What is required> Transcribe each of the following lines word for word, leaving none of them out.

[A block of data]
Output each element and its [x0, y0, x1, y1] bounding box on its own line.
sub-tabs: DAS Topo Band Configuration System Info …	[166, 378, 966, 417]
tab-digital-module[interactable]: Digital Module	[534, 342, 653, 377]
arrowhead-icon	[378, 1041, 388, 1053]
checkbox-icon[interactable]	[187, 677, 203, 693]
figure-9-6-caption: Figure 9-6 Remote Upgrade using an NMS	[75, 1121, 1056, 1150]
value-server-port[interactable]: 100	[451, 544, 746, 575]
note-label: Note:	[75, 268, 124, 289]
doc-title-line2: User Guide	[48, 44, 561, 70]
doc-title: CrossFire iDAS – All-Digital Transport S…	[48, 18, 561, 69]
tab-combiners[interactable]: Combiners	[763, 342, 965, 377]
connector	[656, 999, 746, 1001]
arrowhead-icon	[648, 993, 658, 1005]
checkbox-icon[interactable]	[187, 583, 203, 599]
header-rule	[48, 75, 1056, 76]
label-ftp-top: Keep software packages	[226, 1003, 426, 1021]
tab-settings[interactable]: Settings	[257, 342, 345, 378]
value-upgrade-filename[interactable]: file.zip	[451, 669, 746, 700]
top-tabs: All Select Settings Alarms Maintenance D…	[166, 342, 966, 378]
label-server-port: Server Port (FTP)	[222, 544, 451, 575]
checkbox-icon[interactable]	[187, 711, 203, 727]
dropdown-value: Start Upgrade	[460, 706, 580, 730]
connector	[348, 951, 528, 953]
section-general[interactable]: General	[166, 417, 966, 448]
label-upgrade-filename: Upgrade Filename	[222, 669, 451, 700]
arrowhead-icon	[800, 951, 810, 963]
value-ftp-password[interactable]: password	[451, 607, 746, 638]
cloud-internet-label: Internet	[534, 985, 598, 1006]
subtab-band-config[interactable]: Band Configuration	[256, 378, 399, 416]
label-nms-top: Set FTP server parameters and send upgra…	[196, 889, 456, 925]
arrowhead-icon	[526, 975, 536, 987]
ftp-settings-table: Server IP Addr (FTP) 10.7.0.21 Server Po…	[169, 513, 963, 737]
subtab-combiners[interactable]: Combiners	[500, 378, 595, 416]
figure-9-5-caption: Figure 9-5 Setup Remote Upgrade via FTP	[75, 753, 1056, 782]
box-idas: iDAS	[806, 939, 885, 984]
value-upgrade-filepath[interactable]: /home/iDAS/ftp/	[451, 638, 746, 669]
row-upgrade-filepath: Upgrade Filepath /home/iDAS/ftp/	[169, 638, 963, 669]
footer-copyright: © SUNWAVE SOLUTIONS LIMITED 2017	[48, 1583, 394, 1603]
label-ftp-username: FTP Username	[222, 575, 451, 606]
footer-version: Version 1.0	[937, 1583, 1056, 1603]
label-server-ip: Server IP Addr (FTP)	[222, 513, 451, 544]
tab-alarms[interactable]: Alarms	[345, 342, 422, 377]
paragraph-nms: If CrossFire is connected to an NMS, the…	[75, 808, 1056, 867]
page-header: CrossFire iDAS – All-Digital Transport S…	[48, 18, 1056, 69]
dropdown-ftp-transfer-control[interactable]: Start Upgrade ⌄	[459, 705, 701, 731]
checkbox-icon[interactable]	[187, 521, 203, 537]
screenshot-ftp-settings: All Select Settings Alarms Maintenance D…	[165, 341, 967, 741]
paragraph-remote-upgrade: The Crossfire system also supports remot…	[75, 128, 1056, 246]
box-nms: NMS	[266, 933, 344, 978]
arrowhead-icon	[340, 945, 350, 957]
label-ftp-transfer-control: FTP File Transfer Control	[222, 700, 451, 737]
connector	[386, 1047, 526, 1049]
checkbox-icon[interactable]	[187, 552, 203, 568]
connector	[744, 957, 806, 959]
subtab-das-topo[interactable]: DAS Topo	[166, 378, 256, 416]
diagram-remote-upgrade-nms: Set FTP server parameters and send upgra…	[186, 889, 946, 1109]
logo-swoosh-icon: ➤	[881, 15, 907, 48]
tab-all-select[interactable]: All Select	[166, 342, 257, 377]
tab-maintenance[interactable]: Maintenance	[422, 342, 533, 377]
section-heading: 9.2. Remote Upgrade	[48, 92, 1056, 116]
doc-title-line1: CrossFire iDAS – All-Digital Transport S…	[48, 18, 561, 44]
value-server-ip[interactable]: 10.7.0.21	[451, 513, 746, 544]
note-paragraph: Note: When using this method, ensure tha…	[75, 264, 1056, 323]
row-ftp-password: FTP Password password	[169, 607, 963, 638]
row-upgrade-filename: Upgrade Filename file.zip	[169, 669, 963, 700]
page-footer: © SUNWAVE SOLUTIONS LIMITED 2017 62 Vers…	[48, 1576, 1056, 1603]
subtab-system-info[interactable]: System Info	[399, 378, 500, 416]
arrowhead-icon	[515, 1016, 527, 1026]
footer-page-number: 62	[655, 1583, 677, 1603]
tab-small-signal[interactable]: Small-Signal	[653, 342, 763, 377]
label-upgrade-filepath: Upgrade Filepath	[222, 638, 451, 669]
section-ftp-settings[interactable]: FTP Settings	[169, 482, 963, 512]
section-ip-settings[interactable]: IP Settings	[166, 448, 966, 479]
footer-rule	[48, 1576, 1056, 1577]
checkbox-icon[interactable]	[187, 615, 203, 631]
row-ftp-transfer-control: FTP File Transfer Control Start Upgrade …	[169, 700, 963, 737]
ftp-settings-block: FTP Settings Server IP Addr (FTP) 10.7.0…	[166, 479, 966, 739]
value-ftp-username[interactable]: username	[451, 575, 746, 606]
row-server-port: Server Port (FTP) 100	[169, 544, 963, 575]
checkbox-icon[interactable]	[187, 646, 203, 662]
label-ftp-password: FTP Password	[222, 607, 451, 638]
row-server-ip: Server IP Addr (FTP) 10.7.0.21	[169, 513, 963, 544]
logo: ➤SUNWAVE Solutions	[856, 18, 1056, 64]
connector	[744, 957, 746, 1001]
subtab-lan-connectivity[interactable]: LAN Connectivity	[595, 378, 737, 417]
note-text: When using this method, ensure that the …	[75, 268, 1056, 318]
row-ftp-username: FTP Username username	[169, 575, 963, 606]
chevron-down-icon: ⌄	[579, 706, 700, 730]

Final answer>
Output each element and its [x0, y0, x1, y1] bounding box on its own line.
sub-tabs: DAS Topo Band Configuration System Info …	[166, 378, 966, 417]
tab-digital-module[interactable]: Digital Module	[534, 342, 653, 377]
arrowhead-icon	[378, 1041, 388, 1053]
checkbox-icon[interactable]	[187, 677, 203, 693]
figure-9-6-caption: Figure 9-6 Remote Upgrade using an NMS	[75, 1121, 1056, 1150]
value-server-port[interactable]: 100	[451, 544, 746, 575]
note-label: Note:	[75, 268, 124, 289]
doc-title-line2: User Guide	[48, 44, 561, 70]
doc-title: CrossFire iDAS – All-Digital Transport S…	[48, 18, 561, 69]
tab-combiners[interactable]: Combiners	[763, 342, 965, 377]
connector	[656, 999, 746, 1001]
arrowhead-icon	[648, 993, 658, 1005]
checkbox-icon[interactable]	[187, 583, 203, 599]
header-rule	[48, 75, 1056, 76]
label-ftp-top: Keep software packages	[226, 1003, 426, 1021]
tab-settings[interactable]: Settings	[257, 342, 345, 378]
value-upgrade-filename[interactable]: file.zip	[451, 669, 746, 700]
top-tabs: All Select Settings Alarms Maintenance D…	[166, 342, 966, 378]
label-server-port: Server Port (FTP)	[222, 544, 451, 575]
checkbox-icon[interactable]	[187, 711, 203, 727]
dropdown-value: Start Upgrade	[460, 706, 580, 730]
connector	[348, 951, 528, 953]
section-general[interactable]: General	[166, 417, 966, 448]
label-upgrade-filename: Upgrade Filename	[222, 669, 451, 700]
arrowhead-icon	[800, 951, 810, 963]
value-ftp-password[interactable]: password	[451, 607, 746, 638]
cloud-internet-label: Internet	[534, 985, 598, 1006]
subtab-band-config[interactable]: Band Configuration	[256, 378, 399, 416]
label-nms-top: Set FTP server parameters and send upgra…	[196, 889, 456, 925]
arrowhead-icon	[526, 975, 536, 987]
ftp-settings-table: Server IP Addr (FTP) 10.7.0.21 Server Po…	[169, 513, 963, 737]
subtab-combiners[interactable]: Combiners	[500, 378, 595, 416]
figure-9-5-caption: Figure 9-5 Setup Remote Upgrade via FTP	[75, 753, 1056, 782]
box-idas: iDAS	[806, 939, 885, 984]
value-upgrade-filepath[interactable]: /home/iDAS/ftp/	[451, 638, 746, 669]
row-upgrade-filepath: Upgrade Filepath /home/iDAS/ftp/	[169, 638, 963, 669]
footer-copyright: © SUNWAVE SOLUTIONS LIMITED 2017	[48, 1583, 394, 1603]
label-ftp-username: FTP Username	[222, 575, 451, 606]
footer-version: Version 1.0	[937, 1583, 1056, 1603]
label-server-ip: Server IP Addr (FTP)	[222, 513, 451, 544]
tab-alarms[interactable]: Alarms	[345, 342, 422, 377]
paragraph-nms: If CrossFire is connected to an NMS, the…	[75, 808, 1056, 867]
page-header: CrossFire iDAS – All-Digital Transport S…	[48, 18, 1056, 69]
dropdown-ftp-transfer-control[interactable]: Start Upgrade ⌄	[459, 705, 701, 731]
checkbox-icon[interactable]	[187, 521, 203, 537]
screenshot-ftp-settings: All Select Settings Alarms Maintenance D…	[165, 341, 967, 741]
paragraph-remote-upgrade: The Crossfire system also supports remot…	[75, 128, 1056, 246]
box-nms: NMS	[266, 933, 344, 978]
arrowhead-icon	[340, 945, 350, 957]
label-ftp-transfer-control: FTP File Transfer Control	[222, 700, 451, 737]
connector	[386, 1047, 526, 1049]
checkbox-icon[interactable]	[187, 552, 203, 568]
connector	[744, 957, 806, 959]
subtab-das-topo[interactable]: DAS Topo	[166, 378, 256, 416]
diagram-remote-upgrade-nms: Set FTP server parameters and send upgra…	[186, 889, 946, 1109]
logo-swoosh-icon: ➤	[881, 15, 907, 48]
tab-all-select[interactable]: All Select	[166, 342, 257, 377]
tab-maintenance[interactable]: Maintenance	[422, 342, 533, 377]
section-heading: 9.2. Remote Upgrade	[48, 92, 1056, 116]
doc-title-line1: CrossFire iDAS – All-Digital Transport S…	[48, 18, 561, 44]
value-server-ip[interactable]: 10.7.0.21	[451, 513, 746, 544]
note-paragraph: Note: When using this method, ensure tha…	[75, 264, 1056, 323]
row-ftp-password: FTP Password password	[169, 607, 963, 638]
row-upgrade-filename: Upgrade Filename file.zip	[169, 669, 963, 700]
page-footer: © SUNWAVE SOLUTIONS LIMITED 2017 62 Vers…	[48, 1576, 1056, 1603]
subtab-system-info[interactable]: System Info	[399, 378, 500, 416]
arrowhead-icon	[515, 1016, 527, 1026]
footer-page-number: 62	[655, 1583, 677, 1603]
tab-small-signal[interactable]: Small-Signal	[653, 342, 763, 377]
label-upgrade-filepath: Upgrade Filepath	[222, 638, 451, 669]
section-ftp-settings[interactable]: FTP Settings	[169, 482, 963, 512]
section-ip-settings[interactable]: IP Settings	[166, 448, 966, 479]
footer-rule	[48, 1576, 1056, 1577]
checkbox-icon[interactable]	[187, 615, 203, 631]
row-ftp-transfer-control: FTP File Transfer Control Start Upgrade …	[169, 700, 963, 737]
ftp-settings-block: FTP Settings Server IP Addr (FTP) 10.7.0…	[166, 479, 966, 739]
value-ftp-username[interactable]: username	[451, 575, 746, 606]
row-server-port: Server Port (FTP) 100	[169, 544, 963, 575]
checkbox-icon[interactable]	[187, 646, 203, 662]
label-ftp-password: FTP Password	[222, 607, 451, 638]
row-server-ip: Server IP Addr (FTP) 10.7.0.21	[169, 513, 963, 544]
logo: ➤SUNWAVE Solutions	[856, 18, 1056, 64]
connector	[744, 957, 746, 1001]
subtab-lan-connectivity[interactable]: LAN Connectivity	[595, 378, 737, 417]
note-text: When using this method, ensure that the …	[75, 268, 1056, 318]
row-ftp-username: FTP Username username	[169, 575, 963, 606]
chevron-down-icon: ⌄	[579, 706, 700, 730]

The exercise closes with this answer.